== DATA SUPPLIED ==

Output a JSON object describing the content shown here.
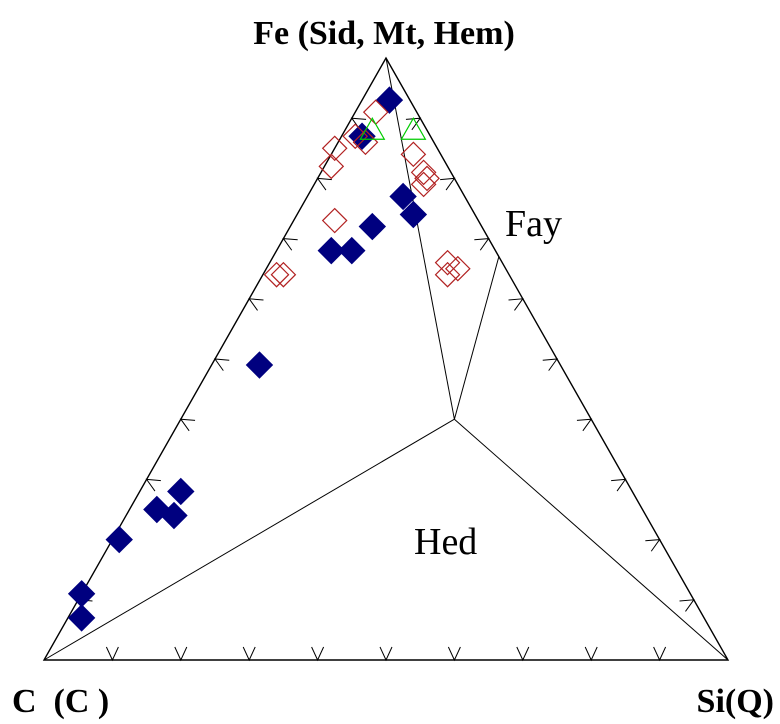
{
  "chart_data": {
    "type": "scatter",
    "subtype": "ternary",
    "vertices": {
      "top": "Fe (Sid, Mt, Hem)",
      "left": "C  (C )",
      "right": "Si(Q)"
    },
    "reference_points": [
      {
        "label": "Fay",
        "C": 0.0,
        "Si": 0.33,
        "Fe": 0.67
      },
      {
        "label": "Hed",
        "C": 0.2,
        "Si": 0.4,
        "Fe": 0.4
      }
    ],
    "tie_lines": [
      [
        "Fe",
        "Hed"
      ],
      [
        "Fe",
        "Fay"
      ],
      [
        "Fay",
        "Hed"
      ],
      [
        "C",
        "Hed"
      ],
      [
        "Si",
        "Hed"
      ]
    ],
    "tick_step": 0.1,
    "series": [
      {
        "marker": "filled-diamond",
        "color": "#00007f",
        "points": [
          {
            "C": 0.1,
            "Si": 0.03,
            "Fe": 0.87
          },
          {
            "C": 0.09,
            "Si": 0.17,
            "Fe": 0.74
          },
          {
            "C": 0.24,
            "Si": 0.08,
            "Fe": 0.68
          },
          {
            "C": 0.21,
            "Si": 0.11,
            "Fe": 0.68
          },
          {
            "C": 0.16,
            "Si": 0.12,
            "Fe": 0.72
          },
          {
            "C": 0.09,
            "Si": 0.14,
            "Fe": 0.77
          },
          {
            "C": 0.03,
            "Si": 0.04,
            "Fe": 0.93
          },
          {
            "C": 0.44,
            "Si": 0.07,
            "Fe": 0.49
          },
          {
            "C": 0.79,
            "Si": 0.01,
            "Fe": 0.2
          },
          {
            "C": 0.69,
            "Si": 0.07,
            "Fe": 0.24
          },
          {
            "C": 0.66,
            "Si": 0.06,
            "Fe": 0.28
          },
          {
            "C": 0.71,
            "Si": 0.04,
            "Fe": 0.25
          },
          {
            "C": 0.89,
            "Si": 0.0,
            "Fe": 0.11
          },
          {
            "C": 0.91,
            "Si": 0.02,
            "Fe": 0.07
          }
        ]
      },
      {
        "marker": "open-diamond",
        "color": "#b22222",
        "points": [
          {
            "C": 0.06,
            "Si": 0.03,
            "Fe": 0.91
          },
          {
            "C": 0.11,
            "Si": 0.02,
            "Fe": 0.87
          },
          {
            "C": 0.1,
            "Si": 0.04,
            "Fe": 0.86
          },
          {
            "C": 0.15,
            "Si": 0.0,
            "Fe": 0.85
          },
          {
            "C": 0.17,
            "Si": 0.01,
            "Fe": 0.82
          },
          {
            "C": 0.04,
            "Si": 0.12,
            "Fe": 0.84
          },
          {
            "C": 0.04,
            "Si": 0.15,
            "Fe": 0.81
          },
          {
            "C": 0.04,
            "Si": 0.16,
            "Fe": 0.8
          },
          {
            "C": 0.05,
            "Si": 0.16,
            "Fe": 0.79
          },
          {
            "C": 0.21,
            "Si": 0.06,
            "Fe": 0.73
          },
          {
            "C": 0.34,
            "Si": 0.02,
            "Fe": 0.64
          },
          {
            "C": 0.33,
            "Si": 0.03,
            "Fe": 0.64
          },
          {
            "C": 0.08,
            "Si": 0.26,
            "Fe": 0.66
          },
          {
            "C": 0.07,
            "Si": 0.28,
            "Fe": 0.65
          },
          {
            "C": 0.09,
            "Si": 0.27,
            "Fe": 0.64
          }
        ]
      },
      {
        "marker": "open-triangle",
        "color": "#00cc00",
        "points": [
          {
            "C": 0.08,
            "Si": 0.04,
            "Fe": 0.88
          },
          {
            "C": 0.02,
            "Si": 0.1,
            "Fe": 0.88
          }
        ]
      }
    ]
  }
}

===

EXERCISE REQUIREMENTS
Pull out the lines above in which the word "diamond" appears.

ANSWER TO THIS PROBLEM
        "marker": "filled-diamond",
        "marker": "open-diamond",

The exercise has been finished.